> **Your objective**:
What lines of the data include the string "text"? Copy them all.

> **Material for this exercise**:
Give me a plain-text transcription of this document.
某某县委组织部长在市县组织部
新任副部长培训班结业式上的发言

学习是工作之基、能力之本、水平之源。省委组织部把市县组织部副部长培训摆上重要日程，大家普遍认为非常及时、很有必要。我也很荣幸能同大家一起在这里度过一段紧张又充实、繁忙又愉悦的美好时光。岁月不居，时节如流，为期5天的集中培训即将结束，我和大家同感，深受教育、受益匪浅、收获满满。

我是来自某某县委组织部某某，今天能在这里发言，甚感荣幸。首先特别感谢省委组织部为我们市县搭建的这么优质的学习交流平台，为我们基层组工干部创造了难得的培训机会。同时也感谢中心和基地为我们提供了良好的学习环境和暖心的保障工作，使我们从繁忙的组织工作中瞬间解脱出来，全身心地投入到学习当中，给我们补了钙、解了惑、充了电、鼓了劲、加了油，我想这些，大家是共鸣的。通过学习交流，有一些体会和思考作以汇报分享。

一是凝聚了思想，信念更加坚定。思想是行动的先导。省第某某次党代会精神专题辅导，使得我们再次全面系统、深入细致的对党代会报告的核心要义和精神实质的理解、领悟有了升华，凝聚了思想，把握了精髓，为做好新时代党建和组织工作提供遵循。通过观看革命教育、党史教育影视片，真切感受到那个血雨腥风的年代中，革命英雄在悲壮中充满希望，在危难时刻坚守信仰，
...
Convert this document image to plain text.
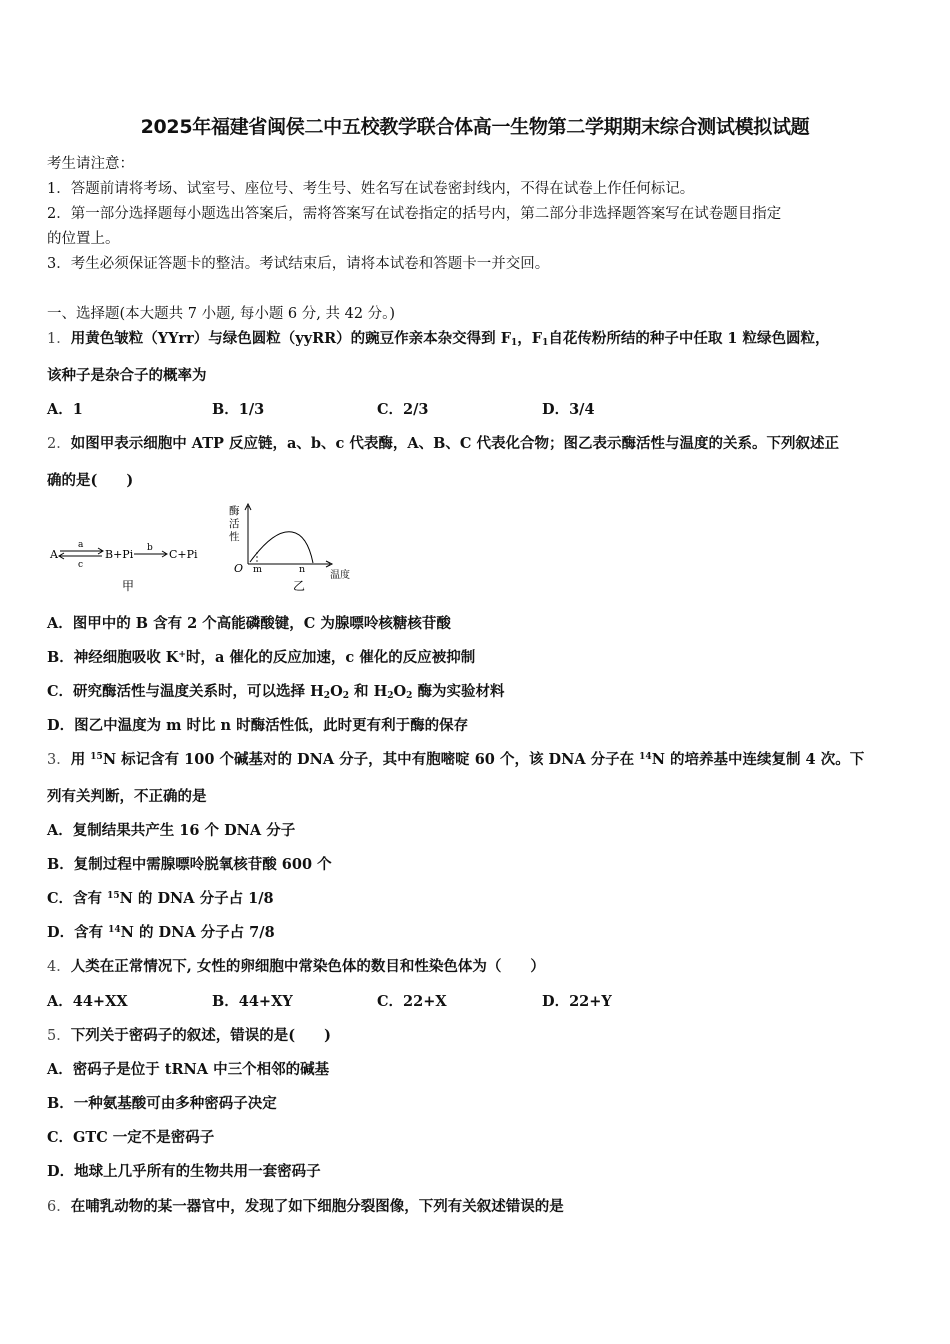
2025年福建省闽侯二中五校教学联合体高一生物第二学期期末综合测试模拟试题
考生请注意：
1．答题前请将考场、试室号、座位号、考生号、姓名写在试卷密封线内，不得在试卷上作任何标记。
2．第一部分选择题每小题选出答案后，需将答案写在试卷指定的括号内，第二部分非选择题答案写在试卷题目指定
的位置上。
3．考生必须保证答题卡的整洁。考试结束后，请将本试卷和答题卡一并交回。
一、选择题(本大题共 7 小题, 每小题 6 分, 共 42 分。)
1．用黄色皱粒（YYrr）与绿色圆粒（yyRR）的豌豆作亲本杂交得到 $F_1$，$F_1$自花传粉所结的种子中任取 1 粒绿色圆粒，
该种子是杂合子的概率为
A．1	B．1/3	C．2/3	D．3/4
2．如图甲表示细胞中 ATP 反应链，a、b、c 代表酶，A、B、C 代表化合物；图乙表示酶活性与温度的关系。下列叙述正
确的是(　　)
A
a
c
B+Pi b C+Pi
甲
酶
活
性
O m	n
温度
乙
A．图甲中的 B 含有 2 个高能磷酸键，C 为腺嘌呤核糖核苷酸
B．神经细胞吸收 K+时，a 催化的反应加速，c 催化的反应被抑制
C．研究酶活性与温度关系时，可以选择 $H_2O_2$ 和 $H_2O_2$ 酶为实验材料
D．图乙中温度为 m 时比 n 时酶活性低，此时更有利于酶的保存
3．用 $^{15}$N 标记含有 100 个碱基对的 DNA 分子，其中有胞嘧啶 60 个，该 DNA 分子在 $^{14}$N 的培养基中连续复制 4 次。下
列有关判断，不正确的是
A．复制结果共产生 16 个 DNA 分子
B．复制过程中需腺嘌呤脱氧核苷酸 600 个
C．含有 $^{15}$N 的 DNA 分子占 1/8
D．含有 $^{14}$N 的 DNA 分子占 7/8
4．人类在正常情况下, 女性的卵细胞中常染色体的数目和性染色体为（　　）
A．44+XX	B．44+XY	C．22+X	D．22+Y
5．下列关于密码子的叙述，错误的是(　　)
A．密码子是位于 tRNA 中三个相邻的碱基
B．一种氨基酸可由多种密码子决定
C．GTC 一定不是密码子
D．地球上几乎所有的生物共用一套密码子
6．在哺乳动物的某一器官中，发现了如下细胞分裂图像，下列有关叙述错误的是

> **Written response**:
Give me a plain-text transcription of this document.
Convert this document image to plain text.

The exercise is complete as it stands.